DIRECTIVES:
1) Summarize the excerpt on the road-work compensation dispute in two sentences.
2) According to the excerpt on the road-work compensation dispute, what sum did Mr. Nori say the Plaintiff would accept for the removal of the fence, huts and tiles?

READING PASSAGE:
#####
The Attorney-General by letter dated 15th September, 1999 (“MC5”) pointed out to Mr. Nori that the locations of the fence and the huts in the frontage of the Plaintiff’s property were on public land but nevertheless these had to be removed to allow road work to commence. Mr. Nori again responded by letter dated 20th September, 1999 (“MC6”) in which he said the Plaintiff was prepared to reduce the Plaintiff’s claim for the removal of the fence, huts and tiles to the sum of $3,000. The Attorney-General by letter dated 21st September, 1999 (“MC7”) demanded the Plaintiff to remove the fence, huts and tiles within 7 days by 27th September, 1999. The Attorney-General again by letter dated 30th September, 1999 (“MC8”) explained to Mr. Nori that the fence would be removed and be relocated temporally along the correct boundary line of the Plaintiff’s property to allow road work to commence. Upon near completion of the road work and the readiness to commence work on the footpath, Government’s position would be clearer as to assessing the Plaintiff’s compensation. The Commissioner of Land, Mr. Nesa, then advised the Plaintiff by letter dated 20th December, 1999 (“MC9”) that sufficient part of her property was needed for the footpath and needed to be acquired for that purpose. He also advised the Plaintiff to scale down her operation and to shut down completely by the end of January, 2000. He also said that the Plaintiff’s property would be surveyed and valued in due course. The Commissioner of Lands, Mr. Nesa, then advised the Plaintiff in a letter dated 1st February, 2000 (“MC11”) that the road design had changed and so there was no longer the need to take away the Plaintiff’s property and that she could continue her business operation as before as though nothing had happened.


Do the facts disclose a cause of action in contract?


I think, the starting point is the provision in section 5 of the Roads Act (Cap. 129). This section states -


“The Director with the approval of the Minister first had and obtained may order that any new road be opened or any road be widened and enlarged and if in the execution of any order under this section it shall become necessary to take possession for public purposes of the land of any person the Director, subject to the like approval, may make an agreement on behalf of the Government with the owner for the compensation to be made for such land and for any building, tree or fence thereon, and if the Director cannot agree with such owner as to the compensation to be made or if the owner cannot be found, proceedings may be taken for obtaining possession of such land and for compensating the owner in the manner prescribed in Part V of the Land and Titles Act.


Clearly, there is specific provision for the making of a contract between the Government and the owner of the land being required for road construction and for the payment of compensation for the use of the land in question. Even the provisions for the compulsory acquisition of land under Division 2 of the Land and Titles Act (Cap. 133) do provide for the need for an agreement for the payment of compensation to the owner of land to be compulsorily acquired. It is plain that there are two stages of reaching an agreement for payment of compensation under the Roads Act. The first stage is reaching an agreement without the need for a compulsory acquisition procedure under Division 2 of the Land and Titles Act. The parties are the Director being the Permanent Secretary of the Ministry of Works and Aviation or any other officer appointed by the Minister and the owner of the land in question. The second stage is reached only if the first stage has failed to produce an agreement. As is always the case in contracts, negotiation always precedes the contract signing.
#####
Collected data entries:
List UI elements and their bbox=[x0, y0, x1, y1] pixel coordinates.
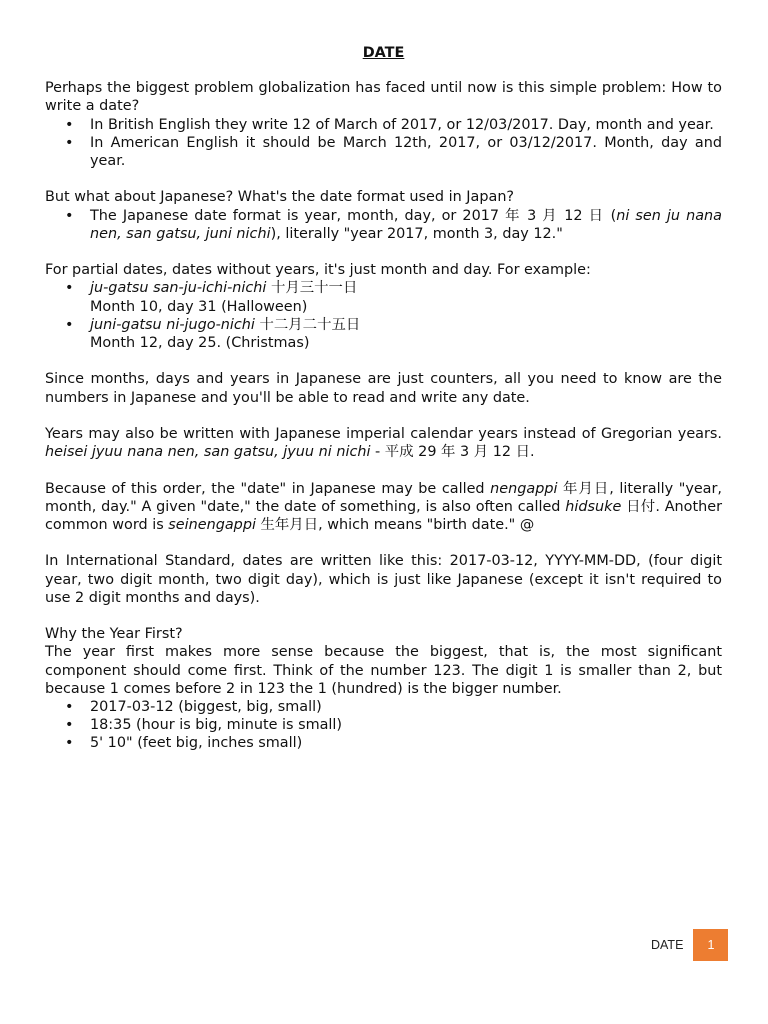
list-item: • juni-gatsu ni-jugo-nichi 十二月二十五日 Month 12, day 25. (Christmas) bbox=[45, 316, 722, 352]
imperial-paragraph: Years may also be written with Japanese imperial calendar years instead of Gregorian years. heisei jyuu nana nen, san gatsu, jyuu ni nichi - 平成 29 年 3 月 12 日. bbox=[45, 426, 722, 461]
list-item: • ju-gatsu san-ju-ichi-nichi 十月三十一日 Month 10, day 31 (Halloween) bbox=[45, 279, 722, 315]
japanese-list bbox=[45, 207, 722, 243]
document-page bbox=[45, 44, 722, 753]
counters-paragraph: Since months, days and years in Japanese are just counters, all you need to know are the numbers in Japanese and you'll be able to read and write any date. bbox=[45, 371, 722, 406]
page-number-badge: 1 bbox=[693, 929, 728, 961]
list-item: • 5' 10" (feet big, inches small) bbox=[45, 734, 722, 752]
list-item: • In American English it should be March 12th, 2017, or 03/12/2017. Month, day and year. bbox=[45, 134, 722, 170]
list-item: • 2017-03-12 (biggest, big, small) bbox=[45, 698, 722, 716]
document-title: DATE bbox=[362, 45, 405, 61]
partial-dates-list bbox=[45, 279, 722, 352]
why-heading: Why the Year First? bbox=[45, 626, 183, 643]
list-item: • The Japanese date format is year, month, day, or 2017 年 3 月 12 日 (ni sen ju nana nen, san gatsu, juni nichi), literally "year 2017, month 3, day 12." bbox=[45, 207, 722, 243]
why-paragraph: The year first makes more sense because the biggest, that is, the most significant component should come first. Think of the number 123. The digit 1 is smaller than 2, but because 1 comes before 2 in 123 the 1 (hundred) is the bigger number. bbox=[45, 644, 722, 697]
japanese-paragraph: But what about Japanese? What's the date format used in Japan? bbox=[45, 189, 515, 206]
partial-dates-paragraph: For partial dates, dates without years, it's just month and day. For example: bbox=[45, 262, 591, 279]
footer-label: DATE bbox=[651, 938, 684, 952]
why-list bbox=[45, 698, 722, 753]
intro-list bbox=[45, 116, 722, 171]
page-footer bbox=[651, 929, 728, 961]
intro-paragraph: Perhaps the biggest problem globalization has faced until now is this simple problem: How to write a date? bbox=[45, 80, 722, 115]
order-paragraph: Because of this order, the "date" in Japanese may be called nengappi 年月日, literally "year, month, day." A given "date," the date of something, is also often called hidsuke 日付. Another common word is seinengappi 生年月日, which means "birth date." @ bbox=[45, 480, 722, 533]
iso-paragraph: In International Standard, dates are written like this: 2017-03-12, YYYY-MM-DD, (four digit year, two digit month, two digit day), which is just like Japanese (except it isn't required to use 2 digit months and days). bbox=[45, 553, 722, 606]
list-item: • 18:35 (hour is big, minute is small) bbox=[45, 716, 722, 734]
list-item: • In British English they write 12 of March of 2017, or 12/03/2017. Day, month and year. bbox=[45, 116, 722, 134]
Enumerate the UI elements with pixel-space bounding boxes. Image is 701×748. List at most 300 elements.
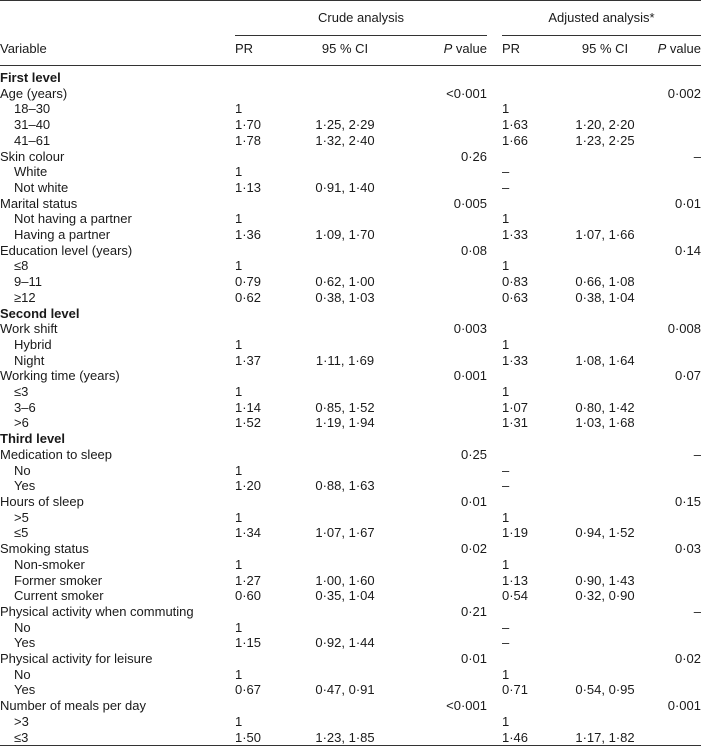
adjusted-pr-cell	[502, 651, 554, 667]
#####
OUTPUTS IN ORDER:
1) Letters from the Attorney-General and the Commissioner of Lands required the Plaintiff to remove her fence, huts and tiles for road work and advised that part of her property would be acquired for a footpath, but the acquisition was later dropped because the road design changed. On whether the facts disclose a cause of action in contract, the court relies on section 5 of the Roads Act, which provides for a compensation agreement between the Director and the landowner, with proceedings under the Land and Titles Act only if no agreement is reached.

2) $3,000